WORK REQUIRED |
Check each line of the material, and show the ones that include the word "Caenorhabditis".

RECORDS FOR THIS TASK |
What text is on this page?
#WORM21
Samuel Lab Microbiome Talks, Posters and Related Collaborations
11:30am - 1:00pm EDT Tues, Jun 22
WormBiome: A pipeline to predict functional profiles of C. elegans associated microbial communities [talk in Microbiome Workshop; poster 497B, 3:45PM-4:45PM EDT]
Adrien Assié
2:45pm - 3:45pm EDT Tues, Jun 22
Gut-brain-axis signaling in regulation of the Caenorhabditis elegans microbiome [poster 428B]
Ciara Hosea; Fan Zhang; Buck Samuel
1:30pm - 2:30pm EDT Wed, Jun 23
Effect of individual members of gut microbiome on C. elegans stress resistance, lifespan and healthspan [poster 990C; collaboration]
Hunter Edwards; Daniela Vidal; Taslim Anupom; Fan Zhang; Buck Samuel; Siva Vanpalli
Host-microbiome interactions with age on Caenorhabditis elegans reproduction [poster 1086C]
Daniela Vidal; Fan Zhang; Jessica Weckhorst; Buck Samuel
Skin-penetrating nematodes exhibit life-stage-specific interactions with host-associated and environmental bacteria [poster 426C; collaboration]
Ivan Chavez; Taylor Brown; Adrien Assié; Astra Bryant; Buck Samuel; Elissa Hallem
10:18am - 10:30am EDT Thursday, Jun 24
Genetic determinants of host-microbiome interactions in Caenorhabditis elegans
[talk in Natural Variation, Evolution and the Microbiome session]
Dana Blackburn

SOLVED PROBLEM |
Gut-brain-axis signaling in regulation of the Caenorhabditis elegans microbiome [poster 428B]
Host-microbiome interactions with age on Caenorhabditis elegans reproduction [poster 1086C]
Genetic determinants of host-microbiome interactions in Caenorhabditis elegans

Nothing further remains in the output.